**Extracted data**
.....

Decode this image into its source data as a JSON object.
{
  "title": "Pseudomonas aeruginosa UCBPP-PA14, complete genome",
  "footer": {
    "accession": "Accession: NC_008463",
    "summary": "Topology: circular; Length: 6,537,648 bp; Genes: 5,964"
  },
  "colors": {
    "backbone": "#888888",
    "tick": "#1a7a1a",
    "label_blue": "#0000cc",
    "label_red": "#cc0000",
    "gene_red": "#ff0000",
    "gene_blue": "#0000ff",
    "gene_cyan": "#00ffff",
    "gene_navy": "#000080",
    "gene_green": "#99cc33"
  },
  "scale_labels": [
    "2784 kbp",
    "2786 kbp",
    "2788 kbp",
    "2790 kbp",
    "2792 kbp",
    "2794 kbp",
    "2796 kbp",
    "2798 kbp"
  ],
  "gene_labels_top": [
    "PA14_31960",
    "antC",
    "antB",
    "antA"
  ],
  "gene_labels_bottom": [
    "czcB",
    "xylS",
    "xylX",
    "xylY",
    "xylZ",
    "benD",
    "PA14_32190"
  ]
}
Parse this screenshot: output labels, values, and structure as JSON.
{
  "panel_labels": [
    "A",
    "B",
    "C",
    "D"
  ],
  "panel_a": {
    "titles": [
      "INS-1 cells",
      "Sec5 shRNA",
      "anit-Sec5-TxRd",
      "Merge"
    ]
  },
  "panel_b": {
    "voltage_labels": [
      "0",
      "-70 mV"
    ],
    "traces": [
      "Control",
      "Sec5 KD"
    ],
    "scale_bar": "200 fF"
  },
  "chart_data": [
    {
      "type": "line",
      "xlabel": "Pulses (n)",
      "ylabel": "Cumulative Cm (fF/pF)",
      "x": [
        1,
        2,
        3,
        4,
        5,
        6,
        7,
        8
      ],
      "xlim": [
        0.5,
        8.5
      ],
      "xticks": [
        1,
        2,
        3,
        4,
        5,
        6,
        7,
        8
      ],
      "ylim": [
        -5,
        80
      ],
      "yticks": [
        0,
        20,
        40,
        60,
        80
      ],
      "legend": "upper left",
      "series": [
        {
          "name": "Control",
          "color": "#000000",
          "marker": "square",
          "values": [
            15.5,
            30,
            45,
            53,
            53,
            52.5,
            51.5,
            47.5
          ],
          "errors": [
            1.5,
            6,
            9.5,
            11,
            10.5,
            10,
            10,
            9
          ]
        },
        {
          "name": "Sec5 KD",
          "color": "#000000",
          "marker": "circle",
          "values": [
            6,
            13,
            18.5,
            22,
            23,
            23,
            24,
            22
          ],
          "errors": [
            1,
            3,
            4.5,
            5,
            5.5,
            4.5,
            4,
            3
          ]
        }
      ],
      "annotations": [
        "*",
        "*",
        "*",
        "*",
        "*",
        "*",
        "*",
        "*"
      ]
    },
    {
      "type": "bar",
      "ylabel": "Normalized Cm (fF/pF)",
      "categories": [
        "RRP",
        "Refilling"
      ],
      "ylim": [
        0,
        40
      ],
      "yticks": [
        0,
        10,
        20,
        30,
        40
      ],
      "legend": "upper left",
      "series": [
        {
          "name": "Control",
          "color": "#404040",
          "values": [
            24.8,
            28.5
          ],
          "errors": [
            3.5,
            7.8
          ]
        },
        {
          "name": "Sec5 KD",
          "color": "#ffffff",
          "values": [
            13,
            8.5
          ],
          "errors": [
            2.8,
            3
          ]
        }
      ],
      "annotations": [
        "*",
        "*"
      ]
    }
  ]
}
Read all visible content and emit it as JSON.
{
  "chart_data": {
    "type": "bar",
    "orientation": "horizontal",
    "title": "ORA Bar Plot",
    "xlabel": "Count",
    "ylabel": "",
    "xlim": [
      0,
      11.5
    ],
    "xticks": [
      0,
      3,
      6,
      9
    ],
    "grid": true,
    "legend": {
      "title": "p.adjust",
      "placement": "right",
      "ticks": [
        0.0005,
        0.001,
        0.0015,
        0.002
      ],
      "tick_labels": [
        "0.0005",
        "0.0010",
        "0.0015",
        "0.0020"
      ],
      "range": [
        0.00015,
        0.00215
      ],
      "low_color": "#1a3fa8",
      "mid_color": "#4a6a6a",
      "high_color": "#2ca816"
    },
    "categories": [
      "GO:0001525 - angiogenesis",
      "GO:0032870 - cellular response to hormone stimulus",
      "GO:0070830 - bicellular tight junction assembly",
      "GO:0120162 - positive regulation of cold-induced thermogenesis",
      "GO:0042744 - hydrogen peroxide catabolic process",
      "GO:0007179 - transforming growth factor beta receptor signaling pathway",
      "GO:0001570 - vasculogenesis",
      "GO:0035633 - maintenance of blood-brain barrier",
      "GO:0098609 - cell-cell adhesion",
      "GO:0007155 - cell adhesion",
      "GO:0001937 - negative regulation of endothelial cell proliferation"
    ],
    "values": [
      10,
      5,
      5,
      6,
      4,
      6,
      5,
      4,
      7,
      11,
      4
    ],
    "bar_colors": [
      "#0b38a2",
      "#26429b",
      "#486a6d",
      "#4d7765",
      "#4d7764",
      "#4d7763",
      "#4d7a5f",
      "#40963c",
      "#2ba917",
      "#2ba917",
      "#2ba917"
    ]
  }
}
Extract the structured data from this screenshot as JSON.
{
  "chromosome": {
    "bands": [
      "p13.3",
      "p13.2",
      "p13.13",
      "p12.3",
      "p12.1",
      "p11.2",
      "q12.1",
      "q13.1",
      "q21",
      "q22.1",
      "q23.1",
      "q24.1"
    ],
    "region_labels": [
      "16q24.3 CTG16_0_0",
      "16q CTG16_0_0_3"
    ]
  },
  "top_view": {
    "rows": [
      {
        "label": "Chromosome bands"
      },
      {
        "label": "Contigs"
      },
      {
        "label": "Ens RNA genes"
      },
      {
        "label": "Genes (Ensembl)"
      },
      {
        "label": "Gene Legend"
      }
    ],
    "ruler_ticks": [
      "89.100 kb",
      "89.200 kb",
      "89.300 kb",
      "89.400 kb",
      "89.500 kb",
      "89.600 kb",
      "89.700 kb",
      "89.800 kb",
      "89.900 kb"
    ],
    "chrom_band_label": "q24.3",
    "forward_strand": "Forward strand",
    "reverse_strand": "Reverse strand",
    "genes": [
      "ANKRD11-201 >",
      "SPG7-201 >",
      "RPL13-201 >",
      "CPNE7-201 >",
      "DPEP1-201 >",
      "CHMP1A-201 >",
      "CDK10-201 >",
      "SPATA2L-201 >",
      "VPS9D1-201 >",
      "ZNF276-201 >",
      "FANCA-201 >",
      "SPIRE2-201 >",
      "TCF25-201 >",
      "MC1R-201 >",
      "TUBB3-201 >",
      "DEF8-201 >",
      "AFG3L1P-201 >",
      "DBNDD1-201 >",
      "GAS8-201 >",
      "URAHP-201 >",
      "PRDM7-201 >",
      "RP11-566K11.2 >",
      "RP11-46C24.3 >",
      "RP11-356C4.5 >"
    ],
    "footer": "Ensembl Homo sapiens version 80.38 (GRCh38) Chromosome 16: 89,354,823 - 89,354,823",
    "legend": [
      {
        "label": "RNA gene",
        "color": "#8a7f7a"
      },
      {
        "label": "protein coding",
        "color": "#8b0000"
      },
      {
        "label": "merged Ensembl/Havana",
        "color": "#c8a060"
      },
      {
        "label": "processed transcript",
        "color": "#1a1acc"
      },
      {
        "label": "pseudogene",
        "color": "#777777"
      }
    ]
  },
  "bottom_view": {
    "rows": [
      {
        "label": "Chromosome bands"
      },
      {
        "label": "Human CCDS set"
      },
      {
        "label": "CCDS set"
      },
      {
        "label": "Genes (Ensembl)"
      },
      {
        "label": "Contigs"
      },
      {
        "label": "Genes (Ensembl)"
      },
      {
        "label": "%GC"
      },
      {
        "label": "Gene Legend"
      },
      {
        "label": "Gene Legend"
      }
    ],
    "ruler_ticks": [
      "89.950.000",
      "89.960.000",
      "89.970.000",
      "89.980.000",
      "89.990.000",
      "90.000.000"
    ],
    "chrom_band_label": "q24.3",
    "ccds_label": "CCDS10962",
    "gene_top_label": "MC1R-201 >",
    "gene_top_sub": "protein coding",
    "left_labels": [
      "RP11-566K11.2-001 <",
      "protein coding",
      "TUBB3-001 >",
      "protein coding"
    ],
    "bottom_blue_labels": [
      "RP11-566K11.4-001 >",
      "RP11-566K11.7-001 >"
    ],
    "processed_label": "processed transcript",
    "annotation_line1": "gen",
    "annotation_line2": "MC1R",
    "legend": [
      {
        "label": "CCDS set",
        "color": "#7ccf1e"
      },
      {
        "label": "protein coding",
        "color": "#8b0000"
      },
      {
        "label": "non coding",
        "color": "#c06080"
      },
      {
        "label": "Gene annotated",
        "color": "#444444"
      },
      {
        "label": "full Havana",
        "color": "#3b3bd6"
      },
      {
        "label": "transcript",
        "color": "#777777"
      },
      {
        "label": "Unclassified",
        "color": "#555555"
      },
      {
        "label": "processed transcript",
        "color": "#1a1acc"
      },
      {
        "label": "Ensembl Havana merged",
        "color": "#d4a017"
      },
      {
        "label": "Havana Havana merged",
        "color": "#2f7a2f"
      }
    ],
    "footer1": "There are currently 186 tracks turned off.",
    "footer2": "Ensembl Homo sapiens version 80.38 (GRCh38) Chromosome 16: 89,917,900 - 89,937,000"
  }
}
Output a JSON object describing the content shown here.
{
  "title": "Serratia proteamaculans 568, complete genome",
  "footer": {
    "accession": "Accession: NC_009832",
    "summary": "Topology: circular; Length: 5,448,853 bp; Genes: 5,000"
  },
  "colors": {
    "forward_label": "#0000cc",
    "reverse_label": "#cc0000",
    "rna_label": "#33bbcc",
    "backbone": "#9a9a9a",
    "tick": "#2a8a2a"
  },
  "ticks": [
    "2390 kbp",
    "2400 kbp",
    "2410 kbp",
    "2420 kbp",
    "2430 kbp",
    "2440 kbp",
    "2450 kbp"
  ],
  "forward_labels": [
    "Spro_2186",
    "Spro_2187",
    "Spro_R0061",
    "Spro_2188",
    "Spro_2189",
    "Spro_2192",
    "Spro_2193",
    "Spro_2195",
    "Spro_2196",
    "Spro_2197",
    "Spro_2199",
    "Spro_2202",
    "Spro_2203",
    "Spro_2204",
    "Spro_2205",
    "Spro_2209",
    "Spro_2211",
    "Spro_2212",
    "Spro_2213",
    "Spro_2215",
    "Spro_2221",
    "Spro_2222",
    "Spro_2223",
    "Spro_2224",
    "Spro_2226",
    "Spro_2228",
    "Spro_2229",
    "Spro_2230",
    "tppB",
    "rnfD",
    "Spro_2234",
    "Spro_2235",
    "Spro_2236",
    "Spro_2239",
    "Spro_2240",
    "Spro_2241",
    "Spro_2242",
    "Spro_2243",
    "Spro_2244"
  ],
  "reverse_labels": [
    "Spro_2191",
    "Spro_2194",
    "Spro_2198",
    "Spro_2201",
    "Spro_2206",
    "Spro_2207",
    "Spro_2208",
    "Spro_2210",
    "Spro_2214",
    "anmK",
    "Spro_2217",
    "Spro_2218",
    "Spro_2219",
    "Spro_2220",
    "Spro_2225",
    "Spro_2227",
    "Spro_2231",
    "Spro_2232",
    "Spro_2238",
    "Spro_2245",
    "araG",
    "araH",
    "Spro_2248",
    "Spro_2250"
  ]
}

.....

**Required action**
The expected answer holds each line from the listing above where the string "ylabel" is present.

**Task answer**
      "ylabel": "Cumulative Cm (fF/pF)",
      "ylabel": "Normalized Cm (fF/pF)",
    "ylabel": "",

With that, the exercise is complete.